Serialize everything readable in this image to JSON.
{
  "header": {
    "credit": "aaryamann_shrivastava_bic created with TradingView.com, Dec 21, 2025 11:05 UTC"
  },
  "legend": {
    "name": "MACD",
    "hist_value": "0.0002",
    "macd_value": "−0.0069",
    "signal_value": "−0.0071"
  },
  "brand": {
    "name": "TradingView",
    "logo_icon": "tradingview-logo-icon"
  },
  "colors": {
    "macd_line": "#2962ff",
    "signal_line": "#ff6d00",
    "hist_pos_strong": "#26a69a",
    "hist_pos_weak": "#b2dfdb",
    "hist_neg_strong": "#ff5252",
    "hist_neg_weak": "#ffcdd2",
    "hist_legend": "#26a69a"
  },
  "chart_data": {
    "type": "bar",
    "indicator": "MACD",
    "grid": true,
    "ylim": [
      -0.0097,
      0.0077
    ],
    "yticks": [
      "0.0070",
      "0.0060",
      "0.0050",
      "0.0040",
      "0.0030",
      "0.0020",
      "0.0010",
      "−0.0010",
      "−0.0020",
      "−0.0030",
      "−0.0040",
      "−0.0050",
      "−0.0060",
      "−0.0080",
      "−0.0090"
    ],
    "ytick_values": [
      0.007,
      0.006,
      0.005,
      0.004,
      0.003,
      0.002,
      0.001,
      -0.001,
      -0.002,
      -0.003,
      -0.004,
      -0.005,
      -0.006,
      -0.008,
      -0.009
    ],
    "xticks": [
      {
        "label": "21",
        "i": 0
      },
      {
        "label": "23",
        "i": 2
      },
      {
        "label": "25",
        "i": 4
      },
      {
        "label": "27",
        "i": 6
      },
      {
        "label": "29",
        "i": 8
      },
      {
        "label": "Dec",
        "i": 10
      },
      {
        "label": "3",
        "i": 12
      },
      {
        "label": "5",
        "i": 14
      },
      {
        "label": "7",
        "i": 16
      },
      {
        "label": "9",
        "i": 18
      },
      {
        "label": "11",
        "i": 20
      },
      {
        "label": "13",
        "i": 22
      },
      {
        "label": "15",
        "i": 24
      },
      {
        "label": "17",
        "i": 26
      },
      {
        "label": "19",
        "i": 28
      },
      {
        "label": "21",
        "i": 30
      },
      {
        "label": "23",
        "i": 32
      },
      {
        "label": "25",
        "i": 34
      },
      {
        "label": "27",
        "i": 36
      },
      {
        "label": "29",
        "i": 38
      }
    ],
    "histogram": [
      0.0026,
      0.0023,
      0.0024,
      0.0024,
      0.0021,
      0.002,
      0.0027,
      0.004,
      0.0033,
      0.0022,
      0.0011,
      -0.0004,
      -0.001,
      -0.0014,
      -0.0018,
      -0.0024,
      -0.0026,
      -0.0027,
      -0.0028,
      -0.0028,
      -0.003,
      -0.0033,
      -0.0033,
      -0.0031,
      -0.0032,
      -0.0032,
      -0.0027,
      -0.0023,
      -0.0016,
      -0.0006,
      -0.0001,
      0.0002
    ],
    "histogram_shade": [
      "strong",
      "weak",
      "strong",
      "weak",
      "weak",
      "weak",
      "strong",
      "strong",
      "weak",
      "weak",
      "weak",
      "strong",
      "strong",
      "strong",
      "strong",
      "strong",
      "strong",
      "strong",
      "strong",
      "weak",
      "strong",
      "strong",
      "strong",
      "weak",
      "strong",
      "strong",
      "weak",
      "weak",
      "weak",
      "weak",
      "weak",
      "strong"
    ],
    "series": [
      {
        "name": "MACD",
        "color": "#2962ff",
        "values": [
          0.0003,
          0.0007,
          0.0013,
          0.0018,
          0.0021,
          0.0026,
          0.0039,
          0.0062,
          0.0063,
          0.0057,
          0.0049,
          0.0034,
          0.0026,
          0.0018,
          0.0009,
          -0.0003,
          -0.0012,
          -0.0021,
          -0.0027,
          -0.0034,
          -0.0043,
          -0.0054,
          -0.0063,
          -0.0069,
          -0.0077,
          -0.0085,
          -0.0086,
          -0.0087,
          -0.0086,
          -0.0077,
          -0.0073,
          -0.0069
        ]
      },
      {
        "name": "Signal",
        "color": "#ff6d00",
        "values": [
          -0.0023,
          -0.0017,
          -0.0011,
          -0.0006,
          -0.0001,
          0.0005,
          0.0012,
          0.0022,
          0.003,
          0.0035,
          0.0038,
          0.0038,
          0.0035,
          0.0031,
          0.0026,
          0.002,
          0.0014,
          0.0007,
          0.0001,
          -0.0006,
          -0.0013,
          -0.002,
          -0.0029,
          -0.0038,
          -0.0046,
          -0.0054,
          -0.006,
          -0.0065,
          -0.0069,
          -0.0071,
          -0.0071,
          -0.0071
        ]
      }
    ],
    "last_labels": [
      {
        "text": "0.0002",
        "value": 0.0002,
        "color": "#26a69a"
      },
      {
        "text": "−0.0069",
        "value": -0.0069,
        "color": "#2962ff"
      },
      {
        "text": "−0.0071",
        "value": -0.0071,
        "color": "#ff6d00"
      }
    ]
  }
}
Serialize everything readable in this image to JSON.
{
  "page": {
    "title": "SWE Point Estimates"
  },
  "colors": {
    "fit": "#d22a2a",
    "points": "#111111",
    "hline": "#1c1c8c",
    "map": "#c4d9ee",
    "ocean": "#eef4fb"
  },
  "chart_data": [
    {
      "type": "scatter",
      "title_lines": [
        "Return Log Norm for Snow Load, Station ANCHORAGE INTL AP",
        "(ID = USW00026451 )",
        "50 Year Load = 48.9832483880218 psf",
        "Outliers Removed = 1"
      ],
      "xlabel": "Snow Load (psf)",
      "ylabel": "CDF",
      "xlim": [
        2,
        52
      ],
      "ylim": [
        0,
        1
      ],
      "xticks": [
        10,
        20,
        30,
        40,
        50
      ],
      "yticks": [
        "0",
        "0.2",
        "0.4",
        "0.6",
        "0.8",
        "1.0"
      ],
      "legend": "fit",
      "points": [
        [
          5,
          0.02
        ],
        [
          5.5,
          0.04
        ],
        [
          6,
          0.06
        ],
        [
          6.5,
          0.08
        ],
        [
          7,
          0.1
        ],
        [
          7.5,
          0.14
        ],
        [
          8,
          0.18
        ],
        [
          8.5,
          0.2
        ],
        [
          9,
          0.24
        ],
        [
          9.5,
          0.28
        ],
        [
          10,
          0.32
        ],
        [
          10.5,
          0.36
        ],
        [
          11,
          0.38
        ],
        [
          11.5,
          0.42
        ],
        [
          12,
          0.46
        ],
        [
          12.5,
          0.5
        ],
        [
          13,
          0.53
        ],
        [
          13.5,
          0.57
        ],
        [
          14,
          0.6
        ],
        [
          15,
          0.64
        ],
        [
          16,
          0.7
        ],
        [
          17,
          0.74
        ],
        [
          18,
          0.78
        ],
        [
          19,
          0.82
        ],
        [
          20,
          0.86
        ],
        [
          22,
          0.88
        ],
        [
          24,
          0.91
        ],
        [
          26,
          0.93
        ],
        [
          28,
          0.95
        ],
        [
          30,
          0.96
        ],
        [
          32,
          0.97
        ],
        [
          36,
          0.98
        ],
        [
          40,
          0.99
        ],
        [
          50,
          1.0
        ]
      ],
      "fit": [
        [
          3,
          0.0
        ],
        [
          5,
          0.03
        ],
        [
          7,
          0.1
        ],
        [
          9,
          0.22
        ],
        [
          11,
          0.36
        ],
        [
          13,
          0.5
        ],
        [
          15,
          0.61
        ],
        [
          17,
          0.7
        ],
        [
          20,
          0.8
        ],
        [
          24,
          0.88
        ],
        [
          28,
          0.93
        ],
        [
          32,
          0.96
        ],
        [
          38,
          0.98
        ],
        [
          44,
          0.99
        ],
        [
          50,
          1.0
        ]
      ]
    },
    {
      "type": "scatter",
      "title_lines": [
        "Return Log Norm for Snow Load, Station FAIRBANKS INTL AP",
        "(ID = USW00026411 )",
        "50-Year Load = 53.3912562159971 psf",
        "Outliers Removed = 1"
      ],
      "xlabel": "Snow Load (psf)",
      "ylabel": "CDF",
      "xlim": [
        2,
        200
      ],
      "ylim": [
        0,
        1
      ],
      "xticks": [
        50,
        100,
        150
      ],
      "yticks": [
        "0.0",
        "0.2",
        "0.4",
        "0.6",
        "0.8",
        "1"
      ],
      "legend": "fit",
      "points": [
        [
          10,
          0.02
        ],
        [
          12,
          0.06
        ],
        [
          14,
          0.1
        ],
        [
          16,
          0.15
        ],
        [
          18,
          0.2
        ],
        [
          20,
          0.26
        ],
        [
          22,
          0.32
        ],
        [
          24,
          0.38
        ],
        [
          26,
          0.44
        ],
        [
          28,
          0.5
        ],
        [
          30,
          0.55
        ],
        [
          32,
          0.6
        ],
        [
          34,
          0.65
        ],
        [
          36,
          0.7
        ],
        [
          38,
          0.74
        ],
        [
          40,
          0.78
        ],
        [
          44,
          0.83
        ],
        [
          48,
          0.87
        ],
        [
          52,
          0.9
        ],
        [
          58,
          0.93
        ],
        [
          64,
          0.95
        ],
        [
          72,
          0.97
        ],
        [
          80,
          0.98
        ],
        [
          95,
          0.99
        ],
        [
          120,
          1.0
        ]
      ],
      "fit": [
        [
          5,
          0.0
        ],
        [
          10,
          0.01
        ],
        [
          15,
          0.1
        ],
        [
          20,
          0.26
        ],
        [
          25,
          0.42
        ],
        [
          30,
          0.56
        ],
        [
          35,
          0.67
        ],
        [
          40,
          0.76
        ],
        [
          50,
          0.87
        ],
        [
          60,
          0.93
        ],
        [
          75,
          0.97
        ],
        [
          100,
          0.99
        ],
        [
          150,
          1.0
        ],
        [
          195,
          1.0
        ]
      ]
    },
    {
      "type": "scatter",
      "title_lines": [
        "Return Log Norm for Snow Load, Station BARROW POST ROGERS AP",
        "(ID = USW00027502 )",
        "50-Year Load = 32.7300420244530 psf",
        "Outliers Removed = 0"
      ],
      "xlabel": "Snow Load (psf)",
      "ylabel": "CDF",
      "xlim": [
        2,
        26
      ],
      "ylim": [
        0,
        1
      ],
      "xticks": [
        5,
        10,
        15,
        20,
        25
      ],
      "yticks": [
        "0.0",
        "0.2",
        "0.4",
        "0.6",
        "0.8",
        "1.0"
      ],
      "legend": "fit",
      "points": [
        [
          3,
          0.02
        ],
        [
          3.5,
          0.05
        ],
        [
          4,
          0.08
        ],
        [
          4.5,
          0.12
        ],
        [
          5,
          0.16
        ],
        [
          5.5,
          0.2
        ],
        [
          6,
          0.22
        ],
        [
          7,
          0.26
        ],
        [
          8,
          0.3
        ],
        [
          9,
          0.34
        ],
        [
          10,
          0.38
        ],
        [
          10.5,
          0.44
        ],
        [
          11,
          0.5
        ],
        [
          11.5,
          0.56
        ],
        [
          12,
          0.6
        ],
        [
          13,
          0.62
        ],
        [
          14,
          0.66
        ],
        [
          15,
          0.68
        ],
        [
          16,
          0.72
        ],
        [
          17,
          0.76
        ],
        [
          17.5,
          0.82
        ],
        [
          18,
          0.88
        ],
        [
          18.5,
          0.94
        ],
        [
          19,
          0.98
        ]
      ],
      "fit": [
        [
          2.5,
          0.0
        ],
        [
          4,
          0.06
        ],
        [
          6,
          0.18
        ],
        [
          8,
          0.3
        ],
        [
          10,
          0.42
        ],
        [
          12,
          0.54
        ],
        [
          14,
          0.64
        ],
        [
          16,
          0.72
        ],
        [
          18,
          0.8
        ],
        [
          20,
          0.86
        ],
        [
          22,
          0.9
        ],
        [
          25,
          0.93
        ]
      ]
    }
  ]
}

-*-

▶ EXERCISE DIRECTIONS
In the entries above, find each line with the word "Year" and show it.

▶ SOLUTION TO THIS EXERCISE
        "50 Year Load = 48.9832483880218 psf",
        "50-Year Load = 53.3912562159971 psf",
        "50-Year Load = 32.7300420244530 psf",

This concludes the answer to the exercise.